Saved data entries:
★ ★ ★
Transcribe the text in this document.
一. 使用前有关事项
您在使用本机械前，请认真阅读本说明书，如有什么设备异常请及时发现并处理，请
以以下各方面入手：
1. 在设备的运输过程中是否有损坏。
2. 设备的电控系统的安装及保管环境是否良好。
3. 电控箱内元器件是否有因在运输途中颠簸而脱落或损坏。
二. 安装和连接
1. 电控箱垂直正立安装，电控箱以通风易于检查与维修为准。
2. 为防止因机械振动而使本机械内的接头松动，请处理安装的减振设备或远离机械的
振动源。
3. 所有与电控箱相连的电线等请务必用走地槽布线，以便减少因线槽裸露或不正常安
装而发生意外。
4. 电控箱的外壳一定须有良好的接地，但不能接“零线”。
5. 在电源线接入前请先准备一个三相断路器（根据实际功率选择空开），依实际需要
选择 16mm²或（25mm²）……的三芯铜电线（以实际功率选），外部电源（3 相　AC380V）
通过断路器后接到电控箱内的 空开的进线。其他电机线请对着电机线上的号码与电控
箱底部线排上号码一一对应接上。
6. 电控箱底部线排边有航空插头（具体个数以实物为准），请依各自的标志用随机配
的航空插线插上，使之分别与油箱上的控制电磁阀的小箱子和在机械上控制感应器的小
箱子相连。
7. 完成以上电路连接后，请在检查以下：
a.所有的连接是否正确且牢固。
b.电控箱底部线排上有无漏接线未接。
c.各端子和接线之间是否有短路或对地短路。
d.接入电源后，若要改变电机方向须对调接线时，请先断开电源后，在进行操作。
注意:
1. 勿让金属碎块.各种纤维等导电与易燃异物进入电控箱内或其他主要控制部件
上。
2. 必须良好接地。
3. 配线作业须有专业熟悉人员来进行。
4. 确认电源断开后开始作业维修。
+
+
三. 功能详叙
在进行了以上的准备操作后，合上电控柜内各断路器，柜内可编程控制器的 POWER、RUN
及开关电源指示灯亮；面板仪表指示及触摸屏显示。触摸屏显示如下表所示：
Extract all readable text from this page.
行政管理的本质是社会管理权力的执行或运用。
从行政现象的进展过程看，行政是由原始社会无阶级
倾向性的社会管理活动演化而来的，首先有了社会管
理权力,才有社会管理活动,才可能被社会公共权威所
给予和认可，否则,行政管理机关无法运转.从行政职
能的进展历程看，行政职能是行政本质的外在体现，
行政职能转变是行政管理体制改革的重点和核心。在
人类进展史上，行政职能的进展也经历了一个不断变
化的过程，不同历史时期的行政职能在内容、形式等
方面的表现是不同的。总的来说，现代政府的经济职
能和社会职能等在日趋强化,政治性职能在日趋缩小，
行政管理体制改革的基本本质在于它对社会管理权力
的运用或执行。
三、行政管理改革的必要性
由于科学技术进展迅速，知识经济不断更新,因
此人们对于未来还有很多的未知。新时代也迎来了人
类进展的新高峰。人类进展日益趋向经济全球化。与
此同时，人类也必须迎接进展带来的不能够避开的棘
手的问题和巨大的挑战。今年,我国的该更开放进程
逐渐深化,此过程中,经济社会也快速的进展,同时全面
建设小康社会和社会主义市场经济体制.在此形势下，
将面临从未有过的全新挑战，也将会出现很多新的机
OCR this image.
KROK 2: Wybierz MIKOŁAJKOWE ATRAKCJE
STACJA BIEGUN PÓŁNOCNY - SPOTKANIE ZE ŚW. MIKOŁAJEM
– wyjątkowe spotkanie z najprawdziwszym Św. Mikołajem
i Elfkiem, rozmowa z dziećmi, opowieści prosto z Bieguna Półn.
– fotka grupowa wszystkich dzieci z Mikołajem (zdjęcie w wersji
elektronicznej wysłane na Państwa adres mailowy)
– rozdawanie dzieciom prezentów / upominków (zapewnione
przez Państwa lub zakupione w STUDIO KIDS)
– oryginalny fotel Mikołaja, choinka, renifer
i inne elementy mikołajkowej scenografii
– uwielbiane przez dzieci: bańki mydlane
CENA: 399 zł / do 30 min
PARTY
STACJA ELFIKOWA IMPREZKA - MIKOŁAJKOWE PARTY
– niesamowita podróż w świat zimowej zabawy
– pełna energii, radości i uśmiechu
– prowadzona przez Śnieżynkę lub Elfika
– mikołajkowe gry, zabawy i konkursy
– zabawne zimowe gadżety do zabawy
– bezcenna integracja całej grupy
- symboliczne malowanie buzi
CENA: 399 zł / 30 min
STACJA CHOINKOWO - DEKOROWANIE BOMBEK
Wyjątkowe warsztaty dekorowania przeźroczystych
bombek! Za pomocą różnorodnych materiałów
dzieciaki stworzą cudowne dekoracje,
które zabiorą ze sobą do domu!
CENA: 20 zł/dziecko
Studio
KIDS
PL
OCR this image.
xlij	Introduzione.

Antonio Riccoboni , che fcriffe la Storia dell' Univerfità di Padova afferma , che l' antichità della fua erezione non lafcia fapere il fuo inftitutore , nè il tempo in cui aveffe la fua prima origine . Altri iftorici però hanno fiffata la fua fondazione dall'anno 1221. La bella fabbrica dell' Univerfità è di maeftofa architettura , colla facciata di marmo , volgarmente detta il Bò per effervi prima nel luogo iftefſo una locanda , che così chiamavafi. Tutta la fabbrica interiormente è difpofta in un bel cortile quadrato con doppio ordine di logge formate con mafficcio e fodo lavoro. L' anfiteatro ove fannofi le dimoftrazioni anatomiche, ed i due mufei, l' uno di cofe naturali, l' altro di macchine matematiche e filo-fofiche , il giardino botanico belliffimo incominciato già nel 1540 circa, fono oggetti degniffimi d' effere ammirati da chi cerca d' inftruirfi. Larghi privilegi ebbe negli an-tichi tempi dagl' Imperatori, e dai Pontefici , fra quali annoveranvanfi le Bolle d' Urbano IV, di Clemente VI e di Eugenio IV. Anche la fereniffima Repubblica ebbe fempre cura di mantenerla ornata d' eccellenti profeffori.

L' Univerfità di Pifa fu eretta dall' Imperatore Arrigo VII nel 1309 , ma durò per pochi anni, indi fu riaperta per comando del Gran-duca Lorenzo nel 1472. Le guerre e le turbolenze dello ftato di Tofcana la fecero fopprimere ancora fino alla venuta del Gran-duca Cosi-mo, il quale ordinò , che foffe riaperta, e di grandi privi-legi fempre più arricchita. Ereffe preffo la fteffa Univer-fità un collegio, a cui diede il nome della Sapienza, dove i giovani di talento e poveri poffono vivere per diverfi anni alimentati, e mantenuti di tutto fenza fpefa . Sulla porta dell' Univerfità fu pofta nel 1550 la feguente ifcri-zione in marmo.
★ ★ ★
# WHAT IS NEEDED
Reproduce all of the entries word for word.

# EXERCISE SOLUTION
Transcribe the text in this document.
一. 使用前有关事项
您在使用本机械前，请认真阅读本说明书，如有什么设备异常请及时发现并处理，请
以以下各方面入手：
1. 在设备的运输过程中是否有损坏。
2. 设备的电控系统的安装及保管环境是否良好。
3. 电控箱内元器件是否有因在运输途中颠簸而脱落或损坏。
二. 安装和连接
1. 电控箱垂直正立安装，电控箱以通风易于检查与维修为准。
2. 为防止因机械振动而使本机械内的接头松动，请处理安装的减振设备或远离机械的
振动源。
3. 所有与电控箱相连的电线等请务必用走地槽布线，以便减少因线槽裸露或不正常安
装而发生意外。
4. 电控箱的外壳一定须有良好的接地，但不能接“零线”。
5. 在电源线接入前请先准备一个三相断路器（根据实际功率选择空开），依实际需要
选择 16mm²或（25mm²）……的三芯铜电线（以实际功率选），外部电源（3 相　AC380V）
通过断路器后接到电控箱内的 空开的进线。其他电机线请对着电机线上的号码与电控
箱底部线排上号码一一对应接上。
6. 电控箱底部线排边有航空插头（具体个数以实物为准），请依各自的标志用随机配
的航空插线插上，使之分别与油箱上的控制电磁阀的小箱子和在机械上控制感应器的小
箱子相连。
7. 完成以上电路连接后，请在检查以下：
a.所有的连接是否正确且牢固。
b.电控箱底部线排上有无漏接线未接。
c.各端子和接线之间是否有短路或对地短路。
d.接入电源后，若要改变电机方向须对调接线时，请先断开电源后，在进行操作。
注意:
1. 勿让金属碎块.各种纤维等导电与易燃异物进入电控箱内或其他主要控制部件
上。
2. 必须良好接地。
3. 配线作业须有专业熟悉人员来进行。
4. 确认电源断开后开始作业维修。
+
+
三. 功能详叙
在进行了以上的准备操作后，合上电控柜内各断路器，柜内可编程控制器的 POWER、RUN
及开关电源指示灯亮；面板仪表指示及触摸屏显示。触摸屏显示如下表所示：
Extract all readable text from this page.
行政管理的本质是社会管理权力的执行或运用。
从行政现象的进展过程看，行政是由原始社会无阶级
倾向性的社会管理活动演化而来的，首先有了社会管
理权力,才有社会管理活动,才可能被社会公共权威所
给予和认可，否则,行政管理机关无法运转.从行政职
能的进展历程看，行政职能是行政本质的外在体现，
行政职能转变是行政管理体制改革的重点和核心。在
人类进展史上，行政职能的进展也经历了一个不断变
化的过程，不同历史时期的行政职能在内容、形式等
方面的表现是不同的。总的来说，现代政府的经济职
能和社会职能等在日趋强化,政治性职能在日趋缩小，
行政管理体制改革的基本本质在于它对社会管理权力
的运用或执行。
三、行政管理改革的必要性
由于科学技术进展迅速，知识经济不断更新,因
此人们对于未来还有很多的未知。新时代也迎来了人
类进展的新高峰。人类进展日益趋向经济全球化。与
此同时，人类也必须迎接进展带来的不能够避开的棘
手的问题和巨大的挑战。今年,我国的该更开放进程
逐渐深化,此过程中,经济社会也快速的进展,同时全面
建设小康社会和社会主义市场经济体制.在此形势下，
将面临从未有过的全新挑战，也将会出现很多新的机
OCR this image.
KROK 2: Wybierz MIKOŁAJKOWE ATRAKCJE
STACJA BIEGUN PÓŁNOCNY - SPOTKANIE ZE ŚW. MIKOŁAJEM
– wyjątkowe spotkanie z najprawdziwszym Św. Mikołajem
i Elfkiem, rozmowa z dziećmi, opowieści prosto z Bieguna Półn.
– fotka grupowa wszystkich dzieci z Mikołajem (zdjęcie w wersji
elektronicznej wysłane na Państwa adres mailowy)
– rozdawanie dzieciom prezentów / upominków (zapewnione
przez Państwa lub zakupione w STUDIO KIDS)
– oryginalny fotel Mikołaja, choinka, renifer
i inne elementy mikołajkowej scenografii
– uwielbiane przez dzieci: bańki mydlane
CENA: 399 zł / do 30 min
PARTY
STACJA ELFIKOWA IMPREZKA - MIKOŁAJKOWE PARTY
– niesamowita podróż w świat zimowej zabawy
– pełna energii, radości i uśmiechu
– prowadzona przez Śnieżynkę lub Elfika
– mikołajkowe gry, zabawy i konkursy
– zabawne zimowe gadżety do zabawy
– bezcenna integracja całej grupy
- symboliczne malowanie buzi
CENA: 399 zł / 30 min
STACJA CHOINKOWO - DEKOROWANIE BOMBEK
Wyjątkowe warsztaty dekorowania przeźroczystych
bombek! Za pomocą różnorodnych materiałów
dzieciaki stworzą cudowne dekoracje,
które zabiorą ze sobą do domu!
CENA: 20 zł/dziecko
Studio
KIDS
PL
OCR this image.
xlij	Introduzione.

Antonio Riccoboni , che fcriffe la Storia dell' Univerfità di Padova afferma , che l' antichità della fua erezione non lafcia fapere il fuo inftitutore , nè il tempo in cui aveffe la fua prima origine . Altri iftorici però hanno fiffata la fua fondazione dall'anno 1221. La bella fabbrica dell' Univerfità è di maeftofa architettura , colla facciata di marmo , volgarmente detta il Bò per effervi prima nel luogo iftefſo una locanda , che così chiamavafi. Tutta la fabbrica interiormente è difpofta in un bel cortile quadrato con doppio ordine di logge formate con mafficcio e fodo lavoro. L' anfiteatro ove fannofi le dimoftrazioni anatomiche, ed i due mufei, l' uno di cofe naturali, l' altro di macchine matematiche e filo-fofiche , il giardino botanico belliffimo incominciato già nel 1540 circa, fono oggetti degniffimi d' effere ammirati da chi cerca d' inftruirfi. Larghi privilegi ebbe negli an-tichi tempi dagl' Imperatori, e dai Pontefici , fra quali annoveranvanfi le Bolle d' Urbano IV, di Clemente VI e di Eugenio IV. Anche la fereniffima Repubblica ebbe fempre cura di mantenerla ornata d' eccellenti profeffori.

L' Univerfità di Pifa fu eretta dall' Imperatore Arrigo VII nel 1309 , ma durò per pochi anni, indi fu riaperta per comando del Gran-duca Lorenzo nel 1472. Le guerre e le turbolenze dello ftato di Tofcana la fecero fopprimere ancora fino alla venuta del Gran-duca Cosi-mo, il quale ordinò , che foffe riaperta, e di grandi privi-legi fempre più arricchita. Ereffe preffo la fteffa Univer-fità un collegio, a cui diede il nome della Sapienza, dove i giovani di talento e poveri poffono vivere per diverfi anni alimentati, e mantenuti di tutto fenza fpefa . Sulla porta dell' Univerfità fu pofta nel 1550 la feguente ifcri-zione in marmo.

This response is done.